- _TASK OBJECTIVE_
Wherever the word "министерства" turns up in a line of the entries, copy that line.

## begin

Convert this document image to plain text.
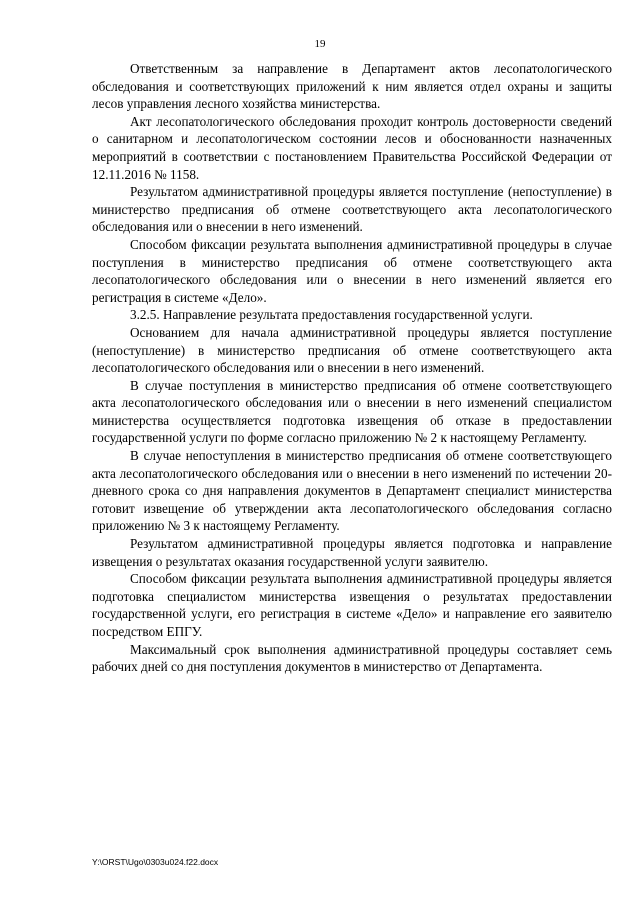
19

Ответственным за направление в Департамент актов лесопатологического обследования и соответствующих приложений к ним является отдел охраны и защиты лесов управления лесного хозяйства министерства.

Акт лесопатологического обследования проходит контроль достоверности сведений о санитарном и лесопатологическом состоянии лесов и обоснованности назначенных мероприятий в соответствии с постановлением Правительства Российской Федерации от 12.11.2016 № 1158.

Результатом административной процедуры является поступление (непоступление) в министерство предписания об отмене соответствующего акта лесопатологического обследования или о внесении в него изменений.

Способом фиксации результата выполнения административной процедуры в случае поступления в министерство предписания об отмене соответствующего акта лесопатологического обследования или о внесении в него изменений является его регистрация в системе «Дело».

3.2.5. Направление результата предоставления государственной услуги.

Основанием для начала административной процедуры является поступление (непоступление) в министерство предписания об отмене соответствующего акта лесопатологического обследования или о внесении в него изменений.

В случае поступления в министерство предписания об отмене соответствующего акта лесопатологического обследования или о внесении в него изменений специалистом министерства осуществляется подготовка извещения об отказе в предоставлении государственной услуги по форме согласно приложению № 2 к настоящему Регламенту.

В случае непоступления в министерство предписания об отмене соответствующего акта лесопатологического обследования или о внесении в него изменений по истечении 20-дневного срока со дня направления документов в Департамент специалист министерства готовит извещение об утверждении акта лесопатологического обследования согласно приложению № 3 к настоящему Регламенту.

Результатом административной процедуры является подготовка и направление извещения о результатах оказания государственной услуги заявителю.

Способом фиксации результата выполнения административной процедуры является подготовка специалистом министерства извещения о результатах предоставлении государственной услуги, его регистрация в системе «Дело» и направление его заявителю посредством ЕПГУ.

Максимальный срок выполнения административной процедуры составляет семь рабочих дней со дня поступления документов в министерство от Департамента.

Y:\ORST\Ugo\0303u024.f22.docx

## end

- _SOLUTION BELOW_
Ответственным за направление в Департамент актов лесопатологического обследования и соответствующих приложений к ним является отдел охраны и защиты лесов управления лесного хозяйства министерства.
В случае поступления в министерство предписания об отмене соответствующего акта лесопатологического обследования или о внесении в него изменений специалистом министерства осуществляется подготовка извещения об отказе в предоставлении государственной услуги по форме согласно приложению № 2 к настоящему Регламенту.
В случае непоступления в министерство предписания об отмене соответствующего акта лесопатологического обследования или о внесении в него изменений по истечении 20-дневного срока со дня направления документов в Департамент специалист министерства готовит извещение об утверждении акта лесопатологического обследования согласно приложению № 3 к настоящему Регламенту.
Способом фиксации результата выполнения административной процедуры является подготовка специалистом министерства извещения о результатах предоставлении государственной услуги, его регистрация в системе «Дело» и направление его заявителю посредством ЕПГУ.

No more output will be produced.